» **Data for processing**
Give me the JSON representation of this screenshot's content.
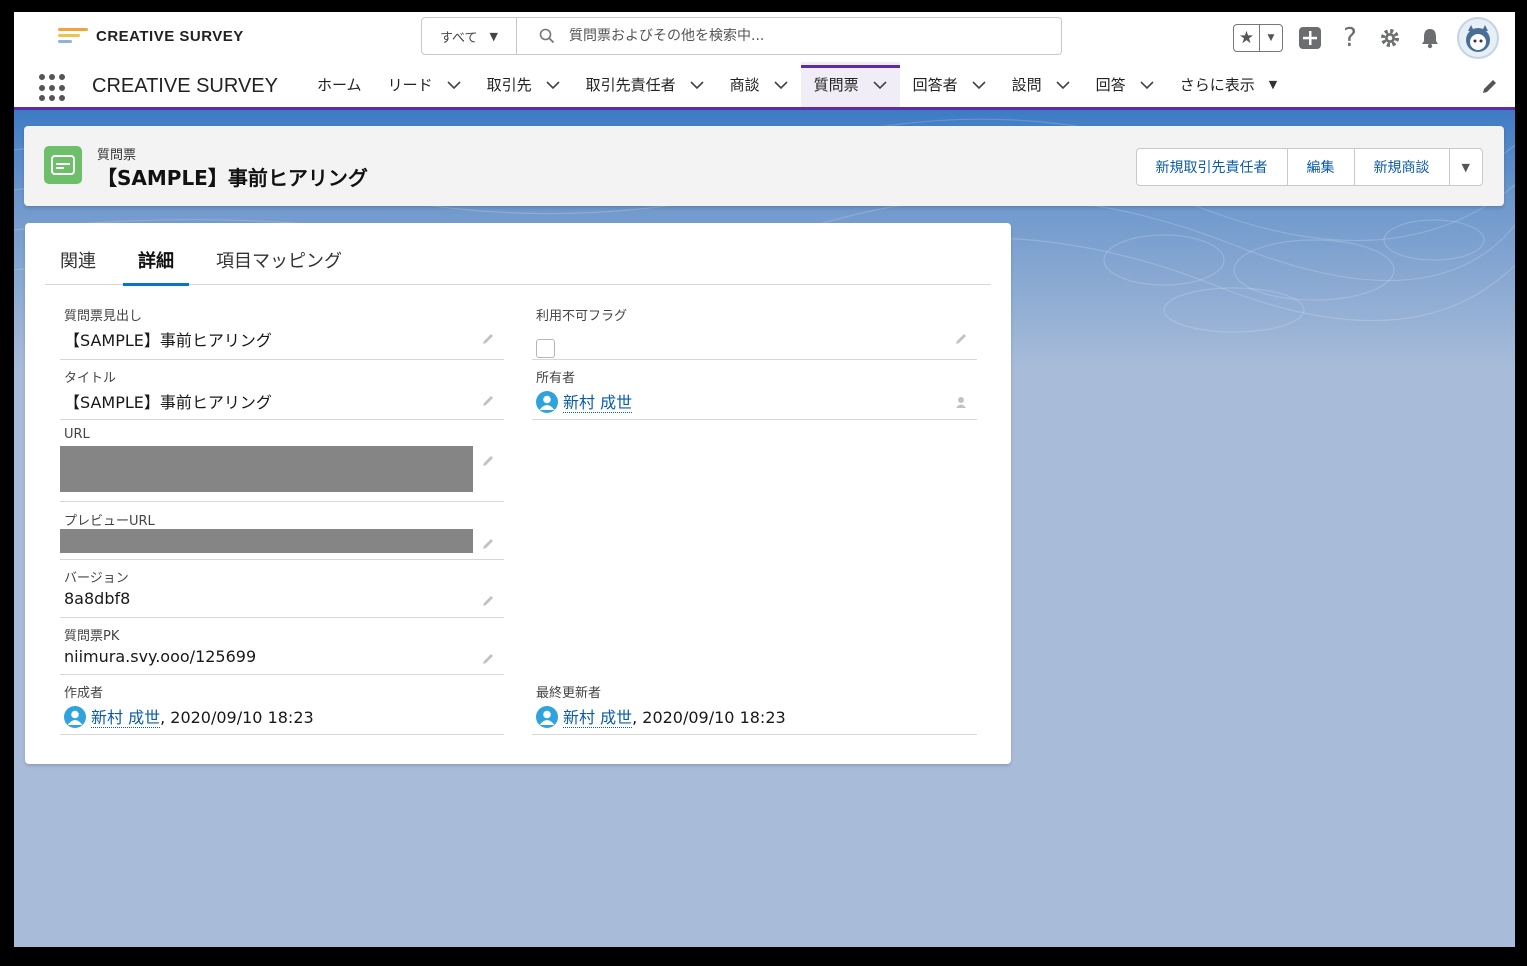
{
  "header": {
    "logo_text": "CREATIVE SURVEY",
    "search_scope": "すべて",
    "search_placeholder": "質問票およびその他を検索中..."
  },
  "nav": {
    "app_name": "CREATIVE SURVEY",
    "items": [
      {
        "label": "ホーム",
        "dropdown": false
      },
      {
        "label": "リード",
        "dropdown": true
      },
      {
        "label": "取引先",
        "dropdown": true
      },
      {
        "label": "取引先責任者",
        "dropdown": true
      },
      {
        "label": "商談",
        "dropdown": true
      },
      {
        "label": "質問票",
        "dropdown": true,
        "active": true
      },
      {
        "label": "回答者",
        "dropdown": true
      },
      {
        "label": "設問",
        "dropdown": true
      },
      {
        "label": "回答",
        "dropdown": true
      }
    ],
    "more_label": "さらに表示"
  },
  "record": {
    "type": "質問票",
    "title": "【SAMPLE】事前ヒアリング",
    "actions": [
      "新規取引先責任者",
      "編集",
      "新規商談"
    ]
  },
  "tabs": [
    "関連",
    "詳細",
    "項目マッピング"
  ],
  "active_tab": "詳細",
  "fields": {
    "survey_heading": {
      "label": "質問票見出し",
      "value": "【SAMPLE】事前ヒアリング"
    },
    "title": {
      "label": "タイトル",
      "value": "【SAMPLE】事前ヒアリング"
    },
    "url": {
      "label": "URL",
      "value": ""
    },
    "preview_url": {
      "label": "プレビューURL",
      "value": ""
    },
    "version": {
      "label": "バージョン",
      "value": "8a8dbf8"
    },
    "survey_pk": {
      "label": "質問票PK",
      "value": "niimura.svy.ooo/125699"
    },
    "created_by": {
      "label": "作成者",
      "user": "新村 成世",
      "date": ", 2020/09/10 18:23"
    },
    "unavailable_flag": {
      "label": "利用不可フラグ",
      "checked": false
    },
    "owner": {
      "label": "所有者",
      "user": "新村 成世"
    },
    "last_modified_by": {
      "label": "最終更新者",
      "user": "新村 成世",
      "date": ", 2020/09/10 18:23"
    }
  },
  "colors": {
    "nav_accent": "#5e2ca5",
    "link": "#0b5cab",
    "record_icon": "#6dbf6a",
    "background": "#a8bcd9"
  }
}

» **Required task**
Report the count of lines in the entries that contain the string "CREATIVE", and nothing besides it.

» **Task result**
2